A block of data:
^^^^

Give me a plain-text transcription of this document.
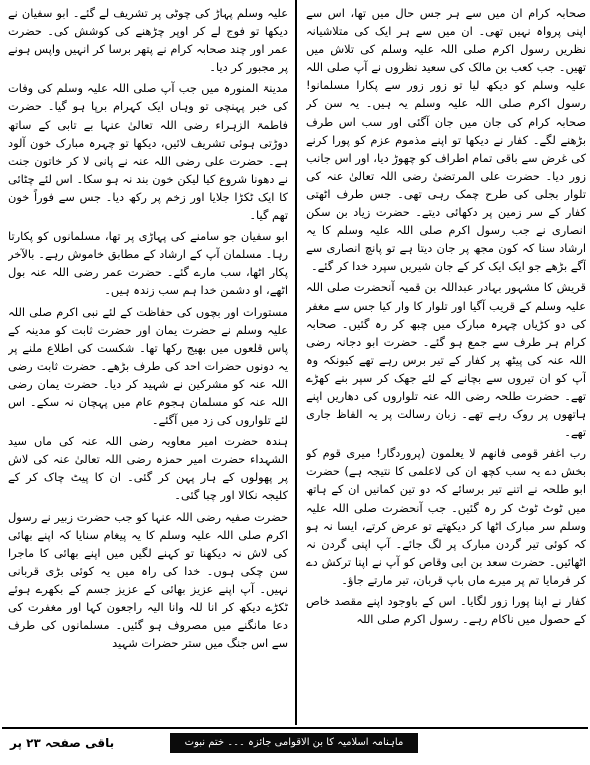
صحابہ کرام ان میں سے ہر جس حال میں تھا، اس سے اپنی پرواہ نہیں تھی۔ ان میں سے ہر ایک کی متلاشیانہ نظریں رسول اکرم صلی اللہ علیہ وسلم کی تلاش میں تھیں۔ جب کعب بن مالک کی سعید نظروں نے آپ صلی اللہ علیہ وسلم کو دیکھ لیا تو زور زور سے پکارا مسلمانو! رسول اکرم صلی اللہ علیہ وسلم یہ ہیں۔ یہ سن کر صحابہ کرام کی جان میں جان آگئی اور سب اس طرف بڑھنے لگے۔ کفار نے دیکھا تو اپنے مذموم عزم کو پورا کرنے کی غرض سے باقی تمام اطراف کو چھوڑ دیا، اور اس جانب زور دیا۔ حضرت علی المرتضیٰ رضی اللہ تعالیٰ عنہ کی تلوار بجلی کی طرح چمک رہی تھی۔ جس طرف اٹھتی کفار کے سر زمین پر دکھائی دیتے۔ حضرت زیاد بن سکن انصاری نے جب رسول اکرم صلی اللہ علیہ وسلم کا یہ ارشاد سنا کہ کون مجھ پر جان دیتا ہے تو پانچ انصاری سے آگے بڑھے جو ایک ایک کر کے جان شیریں سپرد خدا کر گئے۔

قریش کا مشہور بہادر عبداللہ بن قمیہ آنحضرت صلی اللہ علیہ وسلم کے قریب آگیا اور تلوار کا وار کیا جس سے مغفر کی دو کڑیاں چہرہ مبارک میں چبھ کر رہ گئیں۔ صحابہ کرام ہر طرف سے جمع ہو گئے۔ حضرت ابو دجانہ رضی اللہ عنہ کی پیٹھ پر کفار کے تیر برس رہے تھے کیونکہ وہ آپ کو ان تیروں سے بچانے کے لئے جھک کر سپر بنے کھڑے تھے۔ حضرت طلحہ رضی اللہ عنہ تلواروں کی دھاریں اپنے ہاتھوں پر روک رہے تھے۔ زبان رسالت پر یہ الفاظ جاری تھے۔

رب اغفر قومی فانهم لا یعلمون (پروردگار! میری قوم کو بخش دے یہ سب کچھ ان کی لاعلمی کا نتیجہ ہے) حضرت ابو طلحہ نے اتنے تیر برسائے کہ دو تین کمانیں ان کے ہاتھ میں ٹوٹ ٹوٹ کر رہ گئیں۔ جب آنحضرت صلی اللہ علیہ وسلم سر مبارک اٹھا کر دیکھتے تو عرض کرتے، ایسا نہ ہو کہ کوئی تیر گردن مبارک پر لگ جائے۔ آپ اپنی گردن نہ اٹھائیں۔ حضرت سعد بن ابی وقاص کو آپ نے اپنا ترکش دے کر فرمایا تم پر میرے ماں باپ قربان، تیر مارتے جاؤ۔

کفار نے اپنا پورا زور لگایا۔ اس کے باوجود اپنے مقصد خاص کے حصول میں ناکام رہے۔ رسول اکرم صلی اللہ

علیہ وسلم پہاڑ کی چوٹی پر تشریف لے گئے۔ ابو سفیان نے دیکھا تو فوج لے کر اوپر چڑھنے کی کوشش کی۔ حضرت عمر اور چند صحابہ کرام نے پتھر برسا کر انہیں واپس ہونے پر مجبور کر دیا۔

مدینۃ المنورہ میں جب آپ صلی اللہ علیہ وسلم کی وفات کی خبر پہنچی تو وہاں ایک کہرام برپا ہو گیا۔ حضرت فاطمۃ الزہراء رضی اللہ تعالیٰ عنہا بے تابی کے ساتھ دوڑتی ہوئی تشریف لائیں، دیکھا تو چہرہ مبارک خون آلود ہے۔ حضرت علی رضی اللہ عنہ نے پانی لا کر خاتون جنت نے دھونا شروع کیا لیکن خون بند نہ ہو سکا۔ اس لئے چٹائی کا ایک ٹکڑا جلایا اور زخم پر رکھ دیا۔ جس سے فوراً خون تھم گیا۔

ابو سفیان جو سامنے کی پہاڑی پر تھا، مسلمانوں کو پکارتا رہا۔ مسلمان آپ کے ارشاد کے مطابق خاموش رہے۔ بالآخر پکار اٹھا، سب مارے گئے۔ حضرت عمر رضی اللہ عنہ بول اٹھے، او دشمن خدا ہم سب زندہ ہیں۔

مستورات اور بچوں کی حفاظت کے لئے نبی اکرم صلی اللہ علیہ وسلم نے حضرت یمان اور حضرت ثابت کو مدینہ کے پاس قلعوں میں بھیج رکھا تھا۔ شکست کی اطلاع ملنے پر یہ دونوں حضرات احد کی طرف بڑھے۔ حضرت ثابت رضی اللہ عنہ کو مشرکین نے شہید کر دیا۔ حضرت یمان رضی اللہ عنہ کو مسلمان ہجوم عام میں پہچان نہ سکے۔ اس لئے تلواروں کی زد میں آگئے۔

ہندہ حضرت امیر معاویہ رضی اللہ عنہ کی ماں سید الشہداء حضرت امیر حمزہ رضی اللہ تعالیٰ عنہ کی لاش پر پھولوں کے ہار پہن کر گئی۔ ان کا پیٹ چاک کر کے کلیجہ نکالا اور چبا گئی۔

حضرت صفیہ رضی اللہ عنہا کو جب حضرت زبیر نے رسول اکرم صلی اللہ علیہ وسلم کا یہ پیغام سنایا کہ اپنے بھائی کی لاش نہ دیکھنا تو کہنے لگیں میں اپنے بھائی کا ماجرا سن چکی ہوں۔ خدا کی راہ میں یہ کوئی بڑی قربانی نہیں۔ آپ اپنے عزیز بھائی کے عزیز جسم کے بکھرے ہوئے ٹکڑے دیکھ کر انا للہ وانا الیہ راجعون کہا اور مغفرت کی دعا مانگنے میں مصروف ہو گئیں۔ مسلمانوں کی طرف سے اس جنگ میں ستر حضرات شہید

ماہنامہ اسلامیہ کا بن الاقوامی جائزہ ۔۔۔ ختم نبوت
باقی صفحہ ۲۳ پر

^^^^

TASK TO COMPLETE:
Quote all the lines above exactly as given. Do not include the pictures.

SOLVED EXERCISE:
Give me a plain-text transcription of this document.
صحابہ کرام ان میں سے ہر جس حال میں تھا، اس سے اپنی پرواہ نہیں تھی۔ ان میں سے ہر ایک کی متلاشیانہ نظریں رسول اکرم صلی اللہ علیہ وسلم کی تلاش میں تھیں۔ جب کعب بن مالک کی سعید نظروں نے آپ صلی اللہ علیہ وسلم کو دیکھ لیا تو زور زور سے پکارا مسلمانو! رسول اکرم صلی اللہ علیہ وسلم یہ ہیں۔ یہ سن کر صحابہ کرام کی جان میں جان آگئی اور سب اس طرف بڑھنے لگے۔ کفار نے دیکھا تو اپنے مذموم عزم کو پورا کرنے کی غرض سے باقی تمام اطراف کو چھوڑ دیا، اور اس جانب زور دیا۔ حضرت علی المرتضیٰ رضی اللہ تعالیٰ عنہ کی تلوار بجلی کی طرح چمک رہی تھی۔ جس طرف اٹھتی کفار کے سر زمین پر دکھائی دیتے۔ حضرت زیاد بن سکن انصاری نے جب رسول اکرم صلی اللہ علیہ وسلم کا یہ ارشاد سنا کہ کون مجھ پر جان دیتا ہے تو پانچ انصاری سے آگے بڑھے جو ایک ایک کر کے جان شیریں سپرد خدا کر گئے۔

قریش کا مشہور بہادر عبداللہ بن قمیہ آنحضرت صلی اللہ علیہ وسلم کے قریب آگیا اور تلوار کا وار کیا جس سے مغفر کی دو کڑیاں چہرہ مبارک میں چبھ کر رہ گئیں۔ صحابہ کرام ہر طرف سے جمع ہو گئے۔ حضرت ابو دجانہ رضی اللہ عنہ کی پیٹھ پر کفار کے تیر برس رہے تھے کیونکہ وہ آپ کو ان تیروں سے بچانے کے لئے جھک کر سپر بنے کھڑے تھے۔ حضرت طلحہ رضی اللہ عنہ تلواروں کی دھاریں اپنے ہاتھوں پر روک رہے تھے۔ زبان رسالت پر یہ الفاظ جاری تھے۔

رب اغفر قومی فانهم لا یعلمون (پروردگار! میری قوم کو بخش دے یہ سب کچھ ان کی لاعلمی کا نتیجہ ہے) حضرت ابو طلحہ نے اتنے تیر برسائے کہ دو تین کمانیں ان کے ہاتھ میں ٹوٹ ٹوٹ کر رہ گئیں۔ جب آنحضرت صلی اللہ علیہ وسلم سر مبارک اٹھا کر دیکھتے تو عرض کرتے، ایسا نہ ہو کہ کوئی تیر گردن مبارک پر لگ جائے۔ آپ اپنی گردن نہ اٹھائیں۔ حضرت سعد بن ابی وقاص کو آپ نے اپنا ترکش دے کر فرمایا تم پر میرے ماں باپ قربان، تیر مارتے جاؤ۔

کفار نے اپنا پورا زور لگایا۔ اس کے باوجود اپنے مقصد خاص کے حصول میں ناکام رہے۔ رسول اکرم صلی اللہ

علیہ وسلم پہاڑ کی چوٹی پر تشریف لے گئے۔ ابو سفیان نے دیکھا تو فوج لے کر اوپر چڑھنے کی کوشش کی۔ حضرت عمر اور چند صحابہ کرام نے پتھر برسا کر انہیں واپس ہونے پر مجبور کر دیا۔

مدینۃ المنورہ میں جب آپ صلی اللہ علیہ وسلم کی وفات کی خبر پہنچی تو وہاں ایک کہرام برپا ہو گیا۔ حضرت فاطمۃ الزہراء رضی اللہ تعالیٰ عنہا بے تابی کے ساتھ دوڑتی ہوئی تشریف لائیں، دیکھا تو چہرہ مبارک خون آلود ہے۔ حضرت علی رضی اللہ عنہ نے پانی لا کر خاتون جنت نے دھونا شروع کیا لیکن خون بند نہ ہو سکا۔ اس لئے چٹائی کا ایک ٹکڑا جلایا اور زخم پر رکھ دیا۔ جس سے فوراً خون تھم گیا۔

ابو سفیان جو سامنے کی پہاڑی پر تھا، مسلمانوں کو پکارتا رہا۔ مسلمان آپ کے ارشاد کے مطابق خاموش رہے۔ بالآخر پکار اٹھا، سب مارے گئے۔ حضرت عمر رضی اللہ عنہ بول اٹھے، او دشمن خدا ہم سب زندہ ہیں۔

مستورات اور بچوں کی حفاظت کے لئے نبی اکرم صلی اللہ علیہ وسلم نے حضرت یمان اور حضرت ثابت کو مدینہ کے پاس قلعوں میں بھیج رکھا تھا۔ شکست کی اطلاع ملنے پر یہ دونوں حضرات احد کی طرف بڑھے۔ حضرت ثابت رضی اللہ عنہ کو مشرکین نے شہید کر دیا۔ حضرت یمان رضی اللہ عنہ کو مسلمان ہجوم عام میں پہچان نہ سکے۔ اس لئے تلواروں کی زد میں آگئے۔

ہندہ حضرت امیر معاویہ رضی اللہ عنہ کی ماں سید الشہداء حضرت امیر حمزہ رضی اللہ تعالیٰ عنہ کی لاش پر پھولوں کے ہار پہن کر گئی۔ ان کا پیٹ چاک کر کے کلیجہ نکالا اور چبا گئی۔

حضرت صفیہ رضی اللہ عنہا کو جب حضرت زبیر نے رسول اکرم صلی اللہ علیہ وسلم کا یہ پیغام سنایا کہ اپنے بھائی کی لاش نہ دیکھنا تو کہنے لگیں میں اپنے بھائی کا ماجرا سن چکی ہوں۔ خدا کی راہ میں یہ کوئی بڑی قربانی نہیں۔ آپ اپنے عزیز بھائی کے عزیز جسم کے بکھرے ہوئے ٹکڑے دیکھ کر انا للہ وانا الیہ راجعون کہا اور مغفرت کی دعا مانگنے میں مصروف ہو گئیں۔ مسلمانوں کی طرف سے اس جنگ میں ستر حضرات شہید

ماہنامہ اسلامیہ کا بن الاقوامی جائزہ ۔۔۔ ختم نبوت
باقی صفحہ ۲۳ پر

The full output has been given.